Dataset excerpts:
------------------------------------------------------------------------

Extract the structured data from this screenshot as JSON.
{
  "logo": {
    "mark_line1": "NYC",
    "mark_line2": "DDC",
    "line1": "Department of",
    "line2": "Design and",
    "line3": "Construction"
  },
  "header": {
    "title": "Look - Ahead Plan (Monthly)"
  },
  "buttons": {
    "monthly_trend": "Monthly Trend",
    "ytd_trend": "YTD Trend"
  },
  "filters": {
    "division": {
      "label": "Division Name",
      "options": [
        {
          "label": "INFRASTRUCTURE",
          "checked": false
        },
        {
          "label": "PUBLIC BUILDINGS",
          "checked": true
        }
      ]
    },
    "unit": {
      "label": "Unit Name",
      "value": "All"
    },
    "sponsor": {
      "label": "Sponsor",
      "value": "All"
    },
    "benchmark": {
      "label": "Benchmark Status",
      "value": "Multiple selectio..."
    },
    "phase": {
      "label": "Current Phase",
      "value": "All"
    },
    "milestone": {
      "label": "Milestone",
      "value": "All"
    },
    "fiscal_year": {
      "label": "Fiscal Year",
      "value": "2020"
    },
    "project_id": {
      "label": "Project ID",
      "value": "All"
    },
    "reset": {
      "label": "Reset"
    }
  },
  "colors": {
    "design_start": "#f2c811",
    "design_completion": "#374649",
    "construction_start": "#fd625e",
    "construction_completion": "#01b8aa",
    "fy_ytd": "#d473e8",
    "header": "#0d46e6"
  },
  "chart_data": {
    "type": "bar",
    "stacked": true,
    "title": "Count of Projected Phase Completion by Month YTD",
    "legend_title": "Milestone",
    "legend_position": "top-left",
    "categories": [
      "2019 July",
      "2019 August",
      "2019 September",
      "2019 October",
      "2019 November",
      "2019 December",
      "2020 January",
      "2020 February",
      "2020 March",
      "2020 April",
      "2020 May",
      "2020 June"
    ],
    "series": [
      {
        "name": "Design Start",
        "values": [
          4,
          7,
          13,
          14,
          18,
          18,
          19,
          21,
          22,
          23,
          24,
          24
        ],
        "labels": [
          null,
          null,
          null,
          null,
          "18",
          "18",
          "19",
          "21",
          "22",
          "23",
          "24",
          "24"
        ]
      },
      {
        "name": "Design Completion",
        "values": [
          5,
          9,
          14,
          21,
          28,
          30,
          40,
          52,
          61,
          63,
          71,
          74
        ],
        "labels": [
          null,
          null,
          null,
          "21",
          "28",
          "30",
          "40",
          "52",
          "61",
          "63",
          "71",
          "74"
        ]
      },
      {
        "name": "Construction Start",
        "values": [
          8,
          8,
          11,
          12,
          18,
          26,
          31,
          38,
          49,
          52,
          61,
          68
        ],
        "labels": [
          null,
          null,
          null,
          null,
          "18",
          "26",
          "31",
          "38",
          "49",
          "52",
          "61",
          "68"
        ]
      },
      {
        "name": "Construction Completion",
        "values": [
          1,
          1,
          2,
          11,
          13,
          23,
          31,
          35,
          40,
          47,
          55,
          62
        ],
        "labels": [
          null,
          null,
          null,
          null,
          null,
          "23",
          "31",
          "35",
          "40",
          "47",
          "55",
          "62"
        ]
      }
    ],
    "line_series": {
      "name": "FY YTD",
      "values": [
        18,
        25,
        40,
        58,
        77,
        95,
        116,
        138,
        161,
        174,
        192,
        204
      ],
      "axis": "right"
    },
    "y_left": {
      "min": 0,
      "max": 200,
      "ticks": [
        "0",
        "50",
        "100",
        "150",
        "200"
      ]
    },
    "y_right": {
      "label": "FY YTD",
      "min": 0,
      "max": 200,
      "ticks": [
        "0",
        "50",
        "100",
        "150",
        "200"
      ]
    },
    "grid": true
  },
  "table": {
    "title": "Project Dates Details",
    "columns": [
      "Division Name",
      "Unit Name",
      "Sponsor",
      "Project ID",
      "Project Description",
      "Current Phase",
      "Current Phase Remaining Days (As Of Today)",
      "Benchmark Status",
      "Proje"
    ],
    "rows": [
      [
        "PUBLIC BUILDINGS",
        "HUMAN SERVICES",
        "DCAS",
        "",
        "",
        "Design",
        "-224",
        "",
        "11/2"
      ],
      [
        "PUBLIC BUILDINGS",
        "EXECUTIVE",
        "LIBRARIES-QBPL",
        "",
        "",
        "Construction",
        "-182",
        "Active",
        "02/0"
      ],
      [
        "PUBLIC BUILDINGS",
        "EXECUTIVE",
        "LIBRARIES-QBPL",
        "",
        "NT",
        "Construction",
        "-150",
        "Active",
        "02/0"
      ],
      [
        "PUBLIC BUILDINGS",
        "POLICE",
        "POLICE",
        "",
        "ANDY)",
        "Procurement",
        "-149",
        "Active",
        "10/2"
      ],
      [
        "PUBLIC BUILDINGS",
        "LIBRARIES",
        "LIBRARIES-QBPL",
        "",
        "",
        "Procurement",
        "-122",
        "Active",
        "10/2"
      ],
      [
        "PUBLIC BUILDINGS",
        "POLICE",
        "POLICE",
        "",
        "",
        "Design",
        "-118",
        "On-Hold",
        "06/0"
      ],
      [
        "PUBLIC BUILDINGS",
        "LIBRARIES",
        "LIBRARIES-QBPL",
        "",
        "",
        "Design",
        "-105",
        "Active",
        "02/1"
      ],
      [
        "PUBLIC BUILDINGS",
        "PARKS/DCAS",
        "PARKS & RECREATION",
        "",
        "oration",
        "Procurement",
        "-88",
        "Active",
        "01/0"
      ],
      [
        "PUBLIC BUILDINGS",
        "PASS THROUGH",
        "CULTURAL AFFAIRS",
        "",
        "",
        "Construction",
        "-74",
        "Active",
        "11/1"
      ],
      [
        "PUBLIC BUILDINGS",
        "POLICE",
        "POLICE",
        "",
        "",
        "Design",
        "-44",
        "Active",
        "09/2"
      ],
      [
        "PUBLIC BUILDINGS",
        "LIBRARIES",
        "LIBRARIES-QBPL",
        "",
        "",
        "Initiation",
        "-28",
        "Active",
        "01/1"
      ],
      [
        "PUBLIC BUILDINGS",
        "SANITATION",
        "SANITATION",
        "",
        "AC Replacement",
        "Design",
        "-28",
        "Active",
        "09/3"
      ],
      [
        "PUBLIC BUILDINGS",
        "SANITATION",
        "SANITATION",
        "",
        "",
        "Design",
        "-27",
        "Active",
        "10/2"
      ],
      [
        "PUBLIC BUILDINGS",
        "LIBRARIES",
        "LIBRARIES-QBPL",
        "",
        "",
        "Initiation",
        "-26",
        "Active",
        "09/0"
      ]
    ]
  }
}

------------------------------------------------------------------------

What is required
Exactly reproduce every line of the records.

The response
Extract the structured data from this screenshot as JSON.
{
  "logo": {
    "mark_line1": "NYC",
    "mark_line2": "DDC",
    "line1": "Department of",
    "line2": "Design and",
    "line3": "Construction"
  },
  "header": {
    "title": "Look - Ahead Plan (Monthly)"
  },
  "buttons": {
    "monthly_trend": "Monthly Trend",
    "ytd_trend": "YTD Trend"
  },
  "filters": {
    "division": {
      "label": "Division Name",
      "options": [
        {
          "label": "INFRASTRUCTURE",
          "checked": false
        },
        {
          "label": "PUBLIC BUILDINGS",
          "checked": true
        }
      ]
    },
    "unit": {
      "label": "Unit Name",
      "value": "All"
    },
    "sponsor": {
      "label": "Sponsor",
      "value": "All"
    },
    "benchmark": {
      "label": "Benchmark Status",
      "value": "Multiple selectio..."
    },
    "phase": {
      "label": "Current Phase",
      "value": "All"
    },
    "milestone": {
      "label": "Milestone",
      "value": "All"
    },
    "fiscal_year": {
      "label": "Fiscal Year",
      "value": "2020"
    },
    "project_id": {
      "label": "Project ID",
      "value": "All"
    },
    "reset": {
      "label": "Reset"
    }
  },
  "colors": {
    "design_start": "#f2c811",
    "design_completion": "#374649",
    "construction_start": "#fd625e",
    "construction_completion": "#01b8aa",
    "fy_ytd": "#d473e8",
    "header": "#0d46e6"
  },
  "chart_data": {
    "type": "bar",
    "stacked": true,
    "title": "Count of Projected Phase Completion by Month YTD",
    "legend_title": "Milestone",
    "legend_position": "top-left",
    "categories": [
      "2019 July",
      "2019 August",
      "2019 September",
      "2019 October",
      "2019 November",
      "2019 December",
      "2020 January",
      "2020 February",
      "2020 March",
      "2020 April",
      "2020 May",
      "2020 June"
    ],
    "series": [
      {
        "name": "Design Start",
        "values": [
          4,
          7,
          13,
          14,
          18,
          18,
          19,
          21,
          22,
          23,
          24,
          24
        ],
        "labels": [
          null,
          null,
          null,
          null,
          "18",
          "18",
          "19",
          "21",
          "22",
          "23",
          "24",
          "24"
        ]
      },
      {
        "name": "Design Completion",
        "values": [
          5,
          9,
          14,
          21,
          28,
          30,
          40,
          52,
          61,
          63,
          71,
          74
        ],
        "labels": [
          null,
          null,
          null,
          "21",
          "28",
          "30",
          "40",
          "52",
          "61",
          "63",
          "71",
          "74"
        ]
      },
      {
        "name": "Construction Start",
        "values": [
          8,
          8,
          11,
          12,
          18,
          26,
          31,
          38,
          49,
          52,
          61,
          68
        ],
        "labels": [
          null,
          null,
          null,
          null,
          "18",
          "26",
          "31",
          "38",
          "49",
          "52",
          "61",
          "68"
        ]
      },
      {
        "name": "Construction Completion",
        "values": [
          1,
          1,
          2,
          11,
          13,
          23,
          31,
          35,
          40,
          47,
          55,
          62
        ],
        "labels": [
          null,
          null,
          null,
          null,
          null,
          "23",
          "31",
          "35",
          "40",
          "47",
          "55",
          "62"
        ]
      }
    ],
    "line_series": {
      "name": "FY YTD",
      "values": [
        18,
        25,
        40,
        58,
        77,
        95,
        116,
        138,
        161,
        174,
        192,
        204
      ],
      "axis": "right"
    },
    "y_left": {
      "min": 0,
      "max": 200,
      "ticks": [
        "0",
        "50",
        "100",
        "150",
        "200"
      ]
    },
    "y_right": {
      "label": "FY YTD",
      "min": 0,
      "max": 200,
      "ticks": [
        "0",
        "50",
        "100",
        "150",
        "200"
      ]
    },
    "grid": true
  },
  "table": {
    "title": "Project Dates Details",
    "columns": [
      "Division Name",
      "Unit Name",
      "Sponsor",
      "Project ID",
      "Project Description",
      "Current Phase",
      "Current Phase Remaining Days (As Of Today)",
      "Benchmark Status",
      "Proje"
    ],
    "rows": [
      [
        "PUBLIC BUILDINGS",
        "HUMAN SERVICES",
        "DCAS",
        "",
        "",
        "Design",
        "-224",
        "",
        "11/2"
      ],
      [
        "PUBLIC BUILDINGS",
        "EXECUTIVE",
        "LIBRARIES-QBPL",
        "",
        "",
        "Construction",
        "-182",
        "Active",
        "02/0"
      ],
      [
        "PUBLIC BUILDINGS",
        "EXECUTIVE",
        "LIBRARIES-QBPL",
        "",
        "NT",
        "Construction",
        "-150",
        "Active",
        "02/0"
      ],
      [
        "PUBLIC BUILDINGS",
        "POLICE",
        "POLICE",
        "",
        "ANDY)",
        "Procurement",
        "-149",
        "Active",
        "10/2"
      ],
      [
        "PUBLIC BUILDINGS",
        "LIBRARIES",
        "LIBRARIES-QBPL",
        "",
        "",
        "Procurement",
        "-122",
        "Active",
        "10/2"
      ],
      [
        "PUBLIC BUILDINGS",
        "POLICE",
        "POLICE",
        "",
        "",
        "Design",
        "-118",
        "On-Hold",
        "06/0"
      ],
      [
        "PUBLIC BUILDINGS",
        "LIBRARIES",
        "LIBRARIES-QBPL",
        "",
        "",
        "Design",
        "-105",
        "Active",
        "02/1"
      ],
      [
        "PUBLIC BUILDINGS",
        "PARKS/DCAS",
        "PARKS & RECREATION",
        "",
        "oration",
        "Procurement",
        "-88",
        "Active",
        "01/0"
      ],
      [
        "PUBLIC BUILDINGS",
        "PASS THROUGH",
        "CULTURAL AFFAIRS",
        "",
        "",
        "Construction",
        "-74",
        "Active",
        "11/1"
      ],
      [
        "PUBLIC BUILDINGS",
        "POLICE",
        "POLICE",
        "",
        "",
        "Design",
        "-44",
        "Active",
        "09/2"
      ],
      [
        "PUBLIC BUILDINGS",
        "LIBRARIES",
        "LIBRARIES-QBPL",
        "",
        "",
        "Initiation",
        "-28",
        "Active",
        "01/1"
      ],
      [
        "PUBLIC BUILDINGS",
        "SANITATION",
        "SANITATION",
        "",
        "AC Replacement",
        "Design",
        "-28",
        "Active",
        "09/3"
      ],
      [
        "PUBLIC BUILDINGS",
        "SANITATION",
        "SANITATION",
        "",
        "",
        "Design",
        "-27",
        "Active",
        "10/2"
      ],
      [
        "PUBLIC BUILDINGS",
        "LIBRARIES",
        "LIBRARIES-QBPL",
        "",
        "",
        "Initiation",
        "-26",
        "Active",
        "09/0"
      ]
    ]
  }
}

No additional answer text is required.